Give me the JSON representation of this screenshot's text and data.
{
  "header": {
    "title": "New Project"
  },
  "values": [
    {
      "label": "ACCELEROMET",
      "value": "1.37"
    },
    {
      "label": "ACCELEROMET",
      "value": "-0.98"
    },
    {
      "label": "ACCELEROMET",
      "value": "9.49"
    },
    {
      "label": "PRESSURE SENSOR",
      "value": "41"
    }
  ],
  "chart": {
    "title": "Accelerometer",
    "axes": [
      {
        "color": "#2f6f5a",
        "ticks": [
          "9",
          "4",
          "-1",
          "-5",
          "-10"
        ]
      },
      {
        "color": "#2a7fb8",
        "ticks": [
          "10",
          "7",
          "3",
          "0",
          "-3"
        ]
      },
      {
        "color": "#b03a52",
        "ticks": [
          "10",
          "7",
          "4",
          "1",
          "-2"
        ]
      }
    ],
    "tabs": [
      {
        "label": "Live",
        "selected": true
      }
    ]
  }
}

==*==

Task directions »
Your task is to give the records above again, exactly.

The answer »
Give me the JSON representation of this screenshot's text and data.
{
  "header": {
    "title": "New Project"
  },
  "values": [
    {
      "label": "ACCELEROMET",
      "value": "1.37"
    },
    {
      "label": "ACCELEROMET",
      "value": "-0.98"
    },
    {
      "label": "ACCELEROMET",
      "value": "9.49"
    },
    {
      "label": "PRESSURE SENSOR",
      "value": "41"
    }
  ],
  "chart": {
    "title": "Accelerometer",
    "axes": [
      {
        "color": "#2f6f5a",
        "ticks": [
          "9",
          "4",
          "-1",
          "-5",
          "-10"
        ]
      },
      {
        "color": "#2a7fb8",
        "ticks": [
          "10",
          "7",
          "3",
          "0",
          "-3"
        ]
      },
      {
        "color": "#b03a52",
        "ticks": [
          "10",
          "7",
          "4",
          "1",
          "-2"
        ]
      }
    ],
    "tabs": [
      {
        "label": "Live",
        "selected": true
      }
    ]
  }
}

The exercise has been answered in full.